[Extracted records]
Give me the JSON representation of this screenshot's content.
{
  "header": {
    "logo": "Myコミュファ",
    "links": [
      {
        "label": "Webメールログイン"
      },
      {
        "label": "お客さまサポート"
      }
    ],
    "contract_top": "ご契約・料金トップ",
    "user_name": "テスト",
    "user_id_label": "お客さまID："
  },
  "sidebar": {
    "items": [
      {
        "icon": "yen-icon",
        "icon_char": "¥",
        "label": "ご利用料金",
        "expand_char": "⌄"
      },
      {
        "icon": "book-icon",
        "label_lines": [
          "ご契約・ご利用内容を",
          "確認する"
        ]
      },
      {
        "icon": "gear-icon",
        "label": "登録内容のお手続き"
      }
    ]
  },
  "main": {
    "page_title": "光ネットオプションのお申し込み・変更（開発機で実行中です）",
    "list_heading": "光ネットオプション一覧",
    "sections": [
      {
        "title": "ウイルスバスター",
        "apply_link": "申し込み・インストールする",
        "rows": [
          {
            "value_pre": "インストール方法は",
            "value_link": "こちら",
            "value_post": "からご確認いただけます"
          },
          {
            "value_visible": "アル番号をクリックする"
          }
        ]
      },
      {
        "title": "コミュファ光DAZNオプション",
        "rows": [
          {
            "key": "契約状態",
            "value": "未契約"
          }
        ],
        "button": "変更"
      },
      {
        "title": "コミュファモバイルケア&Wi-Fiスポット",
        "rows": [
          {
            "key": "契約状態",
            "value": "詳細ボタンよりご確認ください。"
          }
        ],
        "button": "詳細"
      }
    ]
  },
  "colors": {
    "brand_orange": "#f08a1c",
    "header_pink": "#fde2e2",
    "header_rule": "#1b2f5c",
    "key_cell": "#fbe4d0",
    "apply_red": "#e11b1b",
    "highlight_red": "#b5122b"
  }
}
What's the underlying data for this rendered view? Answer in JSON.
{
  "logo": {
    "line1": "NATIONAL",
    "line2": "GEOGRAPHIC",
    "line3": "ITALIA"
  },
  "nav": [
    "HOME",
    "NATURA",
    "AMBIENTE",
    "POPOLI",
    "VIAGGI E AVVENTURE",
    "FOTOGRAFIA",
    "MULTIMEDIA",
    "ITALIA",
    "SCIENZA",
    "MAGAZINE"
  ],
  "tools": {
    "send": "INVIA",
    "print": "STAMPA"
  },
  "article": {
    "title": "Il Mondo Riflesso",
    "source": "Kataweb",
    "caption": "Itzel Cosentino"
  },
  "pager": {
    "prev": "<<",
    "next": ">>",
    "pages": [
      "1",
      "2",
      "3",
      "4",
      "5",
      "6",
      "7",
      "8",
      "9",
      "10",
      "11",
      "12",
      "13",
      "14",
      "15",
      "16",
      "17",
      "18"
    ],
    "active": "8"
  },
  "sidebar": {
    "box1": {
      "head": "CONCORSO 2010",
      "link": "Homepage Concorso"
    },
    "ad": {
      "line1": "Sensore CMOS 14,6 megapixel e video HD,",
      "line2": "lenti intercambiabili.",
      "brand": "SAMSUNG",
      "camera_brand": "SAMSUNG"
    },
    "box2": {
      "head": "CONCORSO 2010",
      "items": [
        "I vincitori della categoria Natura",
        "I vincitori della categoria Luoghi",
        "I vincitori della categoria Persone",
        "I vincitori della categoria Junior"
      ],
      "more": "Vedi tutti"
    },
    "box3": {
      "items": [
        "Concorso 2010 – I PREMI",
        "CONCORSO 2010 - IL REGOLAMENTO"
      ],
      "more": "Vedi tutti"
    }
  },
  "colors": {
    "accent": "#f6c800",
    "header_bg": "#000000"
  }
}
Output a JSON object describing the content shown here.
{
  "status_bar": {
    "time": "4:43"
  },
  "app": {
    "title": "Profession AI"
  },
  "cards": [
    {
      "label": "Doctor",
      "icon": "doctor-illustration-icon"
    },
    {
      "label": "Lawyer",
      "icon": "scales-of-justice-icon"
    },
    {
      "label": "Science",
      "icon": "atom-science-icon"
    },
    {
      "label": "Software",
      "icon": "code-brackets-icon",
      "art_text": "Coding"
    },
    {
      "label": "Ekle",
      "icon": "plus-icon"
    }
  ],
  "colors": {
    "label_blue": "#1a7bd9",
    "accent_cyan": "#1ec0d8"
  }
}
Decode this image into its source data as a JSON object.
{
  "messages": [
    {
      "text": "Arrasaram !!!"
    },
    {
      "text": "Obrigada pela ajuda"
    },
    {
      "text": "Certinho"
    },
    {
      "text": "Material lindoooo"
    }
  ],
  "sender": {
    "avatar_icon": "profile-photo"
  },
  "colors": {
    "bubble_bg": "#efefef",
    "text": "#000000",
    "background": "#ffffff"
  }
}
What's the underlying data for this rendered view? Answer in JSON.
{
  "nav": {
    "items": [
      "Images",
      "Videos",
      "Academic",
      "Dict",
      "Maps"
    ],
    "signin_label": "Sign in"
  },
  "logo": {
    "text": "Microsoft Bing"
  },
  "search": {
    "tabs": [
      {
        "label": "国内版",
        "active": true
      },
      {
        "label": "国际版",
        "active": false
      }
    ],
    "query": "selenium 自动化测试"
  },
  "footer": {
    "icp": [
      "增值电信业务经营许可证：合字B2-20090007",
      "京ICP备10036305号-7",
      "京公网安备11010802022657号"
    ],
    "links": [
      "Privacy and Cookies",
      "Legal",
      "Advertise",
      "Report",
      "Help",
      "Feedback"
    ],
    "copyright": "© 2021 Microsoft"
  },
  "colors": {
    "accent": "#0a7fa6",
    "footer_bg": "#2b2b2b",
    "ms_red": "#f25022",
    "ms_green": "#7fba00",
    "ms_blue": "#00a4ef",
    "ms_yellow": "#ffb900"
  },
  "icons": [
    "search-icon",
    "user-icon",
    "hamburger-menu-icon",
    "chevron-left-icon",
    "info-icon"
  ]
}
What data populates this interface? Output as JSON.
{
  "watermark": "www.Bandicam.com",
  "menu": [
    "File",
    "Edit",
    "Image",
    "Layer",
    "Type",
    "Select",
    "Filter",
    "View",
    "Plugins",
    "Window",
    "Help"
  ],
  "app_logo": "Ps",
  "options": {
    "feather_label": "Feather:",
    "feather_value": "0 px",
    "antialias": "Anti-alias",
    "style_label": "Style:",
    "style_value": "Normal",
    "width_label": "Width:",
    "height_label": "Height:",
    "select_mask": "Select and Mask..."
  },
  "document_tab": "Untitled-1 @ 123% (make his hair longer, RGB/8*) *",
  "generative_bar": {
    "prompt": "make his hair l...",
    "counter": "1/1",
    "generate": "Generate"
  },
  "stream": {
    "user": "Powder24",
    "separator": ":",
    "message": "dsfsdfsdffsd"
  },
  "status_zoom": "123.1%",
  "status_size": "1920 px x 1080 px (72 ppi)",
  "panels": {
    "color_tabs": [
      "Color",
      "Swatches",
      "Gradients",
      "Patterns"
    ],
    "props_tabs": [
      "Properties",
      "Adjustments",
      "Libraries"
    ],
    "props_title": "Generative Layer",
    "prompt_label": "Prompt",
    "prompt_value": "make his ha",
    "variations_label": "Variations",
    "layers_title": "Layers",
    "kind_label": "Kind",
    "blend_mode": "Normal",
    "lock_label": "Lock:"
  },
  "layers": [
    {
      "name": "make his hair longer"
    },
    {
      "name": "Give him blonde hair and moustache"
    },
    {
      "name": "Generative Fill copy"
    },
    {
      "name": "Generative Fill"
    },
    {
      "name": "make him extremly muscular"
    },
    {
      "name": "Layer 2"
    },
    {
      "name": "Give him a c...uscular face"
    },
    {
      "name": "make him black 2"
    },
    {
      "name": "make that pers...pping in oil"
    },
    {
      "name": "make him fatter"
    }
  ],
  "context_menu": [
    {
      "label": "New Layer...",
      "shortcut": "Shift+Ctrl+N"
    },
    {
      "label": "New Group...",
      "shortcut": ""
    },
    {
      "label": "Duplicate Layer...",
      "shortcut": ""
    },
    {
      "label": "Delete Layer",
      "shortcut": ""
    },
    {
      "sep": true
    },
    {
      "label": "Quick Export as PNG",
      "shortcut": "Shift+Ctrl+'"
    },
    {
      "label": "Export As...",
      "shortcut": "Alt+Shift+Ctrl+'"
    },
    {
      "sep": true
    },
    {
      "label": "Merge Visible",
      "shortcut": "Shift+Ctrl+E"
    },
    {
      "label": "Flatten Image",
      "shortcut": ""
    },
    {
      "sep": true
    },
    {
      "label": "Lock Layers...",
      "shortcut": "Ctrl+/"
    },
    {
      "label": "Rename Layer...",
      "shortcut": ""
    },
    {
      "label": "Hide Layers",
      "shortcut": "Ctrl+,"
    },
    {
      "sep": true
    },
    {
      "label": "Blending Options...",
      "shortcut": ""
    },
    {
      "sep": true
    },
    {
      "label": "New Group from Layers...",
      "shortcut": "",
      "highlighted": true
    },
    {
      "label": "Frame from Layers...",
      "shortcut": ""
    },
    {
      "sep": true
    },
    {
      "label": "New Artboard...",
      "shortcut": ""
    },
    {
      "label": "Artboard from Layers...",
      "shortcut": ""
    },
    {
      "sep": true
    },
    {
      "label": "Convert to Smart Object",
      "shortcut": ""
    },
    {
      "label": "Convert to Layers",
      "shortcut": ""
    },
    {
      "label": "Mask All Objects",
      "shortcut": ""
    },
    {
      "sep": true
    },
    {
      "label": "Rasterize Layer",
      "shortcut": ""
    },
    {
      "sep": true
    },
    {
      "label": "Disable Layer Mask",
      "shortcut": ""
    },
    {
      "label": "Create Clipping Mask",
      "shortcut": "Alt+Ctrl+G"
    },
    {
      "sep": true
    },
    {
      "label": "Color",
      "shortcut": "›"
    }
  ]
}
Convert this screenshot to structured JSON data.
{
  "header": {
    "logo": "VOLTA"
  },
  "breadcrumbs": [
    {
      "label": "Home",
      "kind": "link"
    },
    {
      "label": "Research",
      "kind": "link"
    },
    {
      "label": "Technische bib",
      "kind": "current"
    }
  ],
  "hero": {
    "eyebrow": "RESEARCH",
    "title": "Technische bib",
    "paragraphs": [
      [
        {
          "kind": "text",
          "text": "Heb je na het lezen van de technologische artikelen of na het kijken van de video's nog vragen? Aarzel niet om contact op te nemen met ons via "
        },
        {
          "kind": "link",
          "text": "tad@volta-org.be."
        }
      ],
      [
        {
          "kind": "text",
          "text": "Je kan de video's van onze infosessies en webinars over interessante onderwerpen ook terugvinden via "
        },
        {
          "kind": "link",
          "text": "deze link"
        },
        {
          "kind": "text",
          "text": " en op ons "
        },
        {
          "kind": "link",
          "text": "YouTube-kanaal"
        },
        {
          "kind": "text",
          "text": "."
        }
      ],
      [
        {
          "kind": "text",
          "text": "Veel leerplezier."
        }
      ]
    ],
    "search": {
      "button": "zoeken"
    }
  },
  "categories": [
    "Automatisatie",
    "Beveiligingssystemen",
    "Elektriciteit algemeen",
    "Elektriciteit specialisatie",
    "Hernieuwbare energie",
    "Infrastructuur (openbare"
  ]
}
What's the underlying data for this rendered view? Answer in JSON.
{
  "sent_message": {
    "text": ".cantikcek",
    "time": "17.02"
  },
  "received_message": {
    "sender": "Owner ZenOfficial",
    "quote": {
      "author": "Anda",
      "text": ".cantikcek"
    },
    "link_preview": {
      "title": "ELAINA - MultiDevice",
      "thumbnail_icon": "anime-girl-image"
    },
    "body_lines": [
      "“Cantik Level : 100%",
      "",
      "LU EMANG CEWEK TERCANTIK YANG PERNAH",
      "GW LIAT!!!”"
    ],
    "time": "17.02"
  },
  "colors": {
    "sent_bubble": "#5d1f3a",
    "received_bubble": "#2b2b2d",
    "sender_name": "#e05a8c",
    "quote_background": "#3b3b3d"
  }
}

* **The exercise**: From the data above, show each line that contains "Artboard".

* **Answer to this task**:
      "label": "New Artboard...",
      "label": "Artboard from Layers...",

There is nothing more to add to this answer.